Set exercise:
Find the string "that" in the data, then copy every line where it is found.

Items from a data source:
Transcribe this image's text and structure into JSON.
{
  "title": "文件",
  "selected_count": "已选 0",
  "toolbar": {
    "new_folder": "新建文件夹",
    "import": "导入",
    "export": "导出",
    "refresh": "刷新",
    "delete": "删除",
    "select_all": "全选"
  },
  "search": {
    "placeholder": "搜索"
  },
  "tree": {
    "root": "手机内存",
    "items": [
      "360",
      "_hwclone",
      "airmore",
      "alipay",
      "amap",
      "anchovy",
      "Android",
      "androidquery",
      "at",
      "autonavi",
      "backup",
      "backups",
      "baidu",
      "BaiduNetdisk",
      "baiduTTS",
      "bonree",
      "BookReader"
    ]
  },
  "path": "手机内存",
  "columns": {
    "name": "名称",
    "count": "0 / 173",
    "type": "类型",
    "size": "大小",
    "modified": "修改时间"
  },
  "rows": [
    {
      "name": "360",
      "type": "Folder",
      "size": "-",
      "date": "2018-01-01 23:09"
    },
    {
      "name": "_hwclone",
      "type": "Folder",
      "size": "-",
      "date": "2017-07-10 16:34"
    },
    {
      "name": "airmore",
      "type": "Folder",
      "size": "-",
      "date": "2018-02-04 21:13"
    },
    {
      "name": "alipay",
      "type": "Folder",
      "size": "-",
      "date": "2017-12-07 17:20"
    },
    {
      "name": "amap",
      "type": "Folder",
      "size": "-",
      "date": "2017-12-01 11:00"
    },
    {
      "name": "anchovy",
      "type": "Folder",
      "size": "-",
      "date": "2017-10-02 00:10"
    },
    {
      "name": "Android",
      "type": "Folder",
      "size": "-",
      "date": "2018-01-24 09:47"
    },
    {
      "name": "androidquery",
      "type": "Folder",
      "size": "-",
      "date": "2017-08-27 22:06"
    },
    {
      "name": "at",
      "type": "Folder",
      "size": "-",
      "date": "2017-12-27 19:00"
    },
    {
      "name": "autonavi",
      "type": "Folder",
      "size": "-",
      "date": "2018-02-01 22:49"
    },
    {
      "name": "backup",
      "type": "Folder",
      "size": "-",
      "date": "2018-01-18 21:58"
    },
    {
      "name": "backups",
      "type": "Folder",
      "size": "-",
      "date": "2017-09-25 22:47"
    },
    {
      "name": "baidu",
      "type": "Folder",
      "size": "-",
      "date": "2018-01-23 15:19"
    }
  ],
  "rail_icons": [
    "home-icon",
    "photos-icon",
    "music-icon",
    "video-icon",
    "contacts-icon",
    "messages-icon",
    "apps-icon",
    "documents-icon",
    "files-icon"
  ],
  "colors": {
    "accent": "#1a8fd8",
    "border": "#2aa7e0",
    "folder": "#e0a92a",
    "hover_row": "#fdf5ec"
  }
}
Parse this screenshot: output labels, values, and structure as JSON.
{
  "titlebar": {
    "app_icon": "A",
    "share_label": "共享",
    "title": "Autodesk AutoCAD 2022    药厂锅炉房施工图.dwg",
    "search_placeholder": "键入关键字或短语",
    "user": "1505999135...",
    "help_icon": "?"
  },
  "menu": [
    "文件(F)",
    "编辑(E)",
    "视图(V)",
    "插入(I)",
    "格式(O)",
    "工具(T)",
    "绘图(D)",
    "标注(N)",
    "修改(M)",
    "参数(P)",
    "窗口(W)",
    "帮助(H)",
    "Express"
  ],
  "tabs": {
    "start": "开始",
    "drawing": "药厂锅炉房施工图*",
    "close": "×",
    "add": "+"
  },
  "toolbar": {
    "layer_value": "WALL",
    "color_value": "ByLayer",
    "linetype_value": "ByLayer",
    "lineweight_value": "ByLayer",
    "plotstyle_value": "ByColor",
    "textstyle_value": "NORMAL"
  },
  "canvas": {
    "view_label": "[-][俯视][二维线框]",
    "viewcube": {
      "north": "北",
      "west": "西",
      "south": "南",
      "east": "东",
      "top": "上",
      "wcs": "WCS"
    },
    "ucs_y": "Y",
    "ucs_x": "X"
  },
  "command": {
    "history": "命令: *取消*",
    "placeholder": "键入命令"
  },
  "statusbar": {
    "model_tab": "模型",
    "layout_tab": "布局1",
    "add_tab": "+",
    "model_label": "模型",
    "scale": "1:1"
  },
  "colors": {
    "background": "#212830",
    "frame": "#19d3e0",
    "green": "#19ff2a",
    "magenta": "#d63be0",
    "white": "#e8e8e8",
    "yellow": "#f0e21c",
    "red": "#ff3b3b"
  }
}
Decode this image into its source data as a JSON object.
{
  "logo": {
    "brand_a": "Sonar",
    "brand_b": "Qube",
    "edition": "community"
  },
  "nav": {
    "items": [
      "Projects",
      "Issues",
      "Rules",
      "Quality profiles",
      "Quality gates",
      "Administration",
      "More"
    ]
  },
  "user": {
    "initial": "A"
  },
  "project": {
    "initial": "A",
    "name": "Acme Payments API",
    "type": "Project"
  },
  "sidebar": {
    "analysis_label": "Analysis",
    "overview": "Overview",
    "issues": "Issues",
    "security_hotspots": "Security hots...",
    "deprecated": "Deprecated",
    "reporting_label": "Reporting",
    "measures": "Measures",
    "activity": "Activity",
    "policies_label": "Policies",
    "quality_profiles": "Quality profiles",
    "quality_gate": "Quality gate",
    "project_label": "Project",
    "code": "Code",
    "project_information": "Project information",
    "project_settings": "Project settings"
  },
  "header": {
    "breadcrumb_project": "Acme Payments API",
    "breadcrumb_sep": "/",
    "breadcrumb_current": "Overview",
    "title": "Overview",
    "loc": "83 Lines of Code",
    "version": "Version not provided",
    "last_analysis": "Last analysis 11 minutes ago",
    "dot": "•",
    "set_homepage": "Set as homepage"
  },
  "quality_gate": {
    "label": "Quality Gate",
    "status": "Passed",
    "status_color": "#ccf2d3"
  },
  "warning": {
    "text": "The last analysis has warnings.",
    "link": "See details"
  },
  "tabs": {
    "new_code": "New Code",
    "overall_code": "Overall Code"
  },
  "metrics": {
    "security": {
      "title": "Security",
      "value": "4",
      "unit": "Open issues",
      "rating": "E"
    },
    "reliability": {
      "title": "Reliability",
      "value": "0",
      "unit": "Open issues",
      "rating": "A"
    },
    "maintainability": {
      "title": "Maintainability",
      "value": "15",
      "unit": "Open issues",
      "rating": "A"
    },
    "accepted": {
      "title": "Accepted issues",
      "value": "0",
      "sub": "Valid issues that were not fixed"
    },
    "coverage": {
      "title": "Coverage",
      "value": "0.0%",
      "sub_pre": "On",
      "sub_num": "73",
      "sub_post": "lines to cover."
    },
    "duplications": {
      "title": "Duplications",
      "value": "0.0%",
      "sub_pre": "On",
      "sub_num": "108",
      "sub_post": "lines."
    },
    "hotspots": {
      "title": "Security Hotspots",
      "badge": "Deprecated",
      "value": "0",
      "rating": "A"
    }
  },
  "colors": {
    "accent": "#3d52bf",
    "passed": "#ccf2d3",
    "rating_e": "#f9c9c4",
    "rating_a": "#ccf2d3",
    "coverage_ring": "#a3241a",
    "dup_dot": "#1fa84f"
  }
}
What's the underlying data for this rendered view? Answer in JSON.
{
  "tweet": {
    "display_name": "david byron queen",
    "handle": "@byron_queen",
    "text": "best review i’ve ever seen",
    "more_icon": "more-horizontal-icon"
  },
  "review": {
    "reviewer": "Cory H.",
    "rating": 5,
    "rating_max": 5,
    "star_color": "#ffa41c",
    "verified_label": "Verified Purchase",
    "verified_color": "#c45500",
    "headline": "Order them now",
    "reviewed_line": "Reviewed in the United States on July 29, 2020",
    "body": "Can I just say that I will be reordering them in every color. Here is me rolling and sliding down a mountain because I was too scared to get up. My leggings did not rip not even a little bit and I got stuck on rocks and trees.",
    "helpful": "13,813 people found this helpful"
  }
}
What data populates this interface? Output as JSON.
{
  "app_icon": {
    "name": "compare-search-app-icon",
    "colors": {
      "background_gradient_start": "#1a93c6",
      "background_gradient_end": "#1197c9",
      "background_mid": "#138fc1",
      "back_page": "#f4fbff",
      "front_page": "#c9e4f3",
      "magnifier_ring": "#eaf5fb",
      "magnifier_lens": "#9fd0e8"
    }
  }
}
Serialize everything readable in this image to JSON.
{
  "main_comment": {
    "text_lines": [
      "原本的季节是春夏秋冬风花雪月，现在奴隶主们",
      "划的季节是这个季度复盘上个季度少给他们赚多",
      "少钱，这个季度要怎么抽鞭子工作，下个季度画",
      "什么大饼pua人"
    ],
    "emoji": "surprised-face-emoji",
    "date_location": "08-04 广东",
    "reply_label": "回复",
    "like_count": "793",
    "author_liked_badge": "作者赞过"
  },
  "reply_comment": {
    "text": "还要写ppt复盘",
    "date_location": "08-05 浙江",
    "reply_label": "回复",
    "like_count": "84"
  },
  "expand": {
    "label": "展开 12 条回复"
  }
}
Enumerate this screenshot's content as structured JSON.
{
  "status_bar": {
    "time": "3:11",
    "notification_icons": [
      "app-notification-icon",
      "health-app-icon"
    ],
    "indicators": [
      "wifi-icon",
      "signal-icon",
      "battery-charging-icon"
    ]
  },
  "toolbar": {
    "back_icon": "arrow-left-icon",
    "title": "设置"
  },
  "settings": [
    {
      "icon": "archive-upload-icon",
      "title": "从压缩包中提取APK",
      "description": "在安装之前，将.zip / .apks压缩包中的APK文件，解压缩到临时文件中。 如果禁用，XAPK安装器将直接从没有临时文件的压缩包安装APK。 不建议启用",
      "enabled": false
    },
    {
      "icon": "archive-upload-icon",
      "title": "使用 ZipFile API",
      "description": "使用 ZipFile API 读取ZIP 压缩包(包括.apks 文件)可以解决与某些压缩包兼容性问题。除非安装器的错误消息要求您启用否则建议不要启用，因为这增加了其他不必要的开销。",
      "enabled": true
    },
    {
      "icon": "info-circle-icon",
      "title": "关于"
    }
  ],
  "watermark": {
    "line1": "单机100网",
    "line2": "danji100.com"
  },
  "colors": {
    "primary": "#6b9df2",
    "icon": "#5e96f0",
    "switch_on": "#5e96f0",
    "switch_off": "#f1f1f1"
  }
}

Response to this exercise:
      "sub": "Valid issues that were not fixed"
    "body": "Can I just say that I will be reordering them in every color. Here is me rolling and sliding down a mountain because I was too scared to get up. My leggings did not rip not even a little bit and I got stuck on rocks and trees.",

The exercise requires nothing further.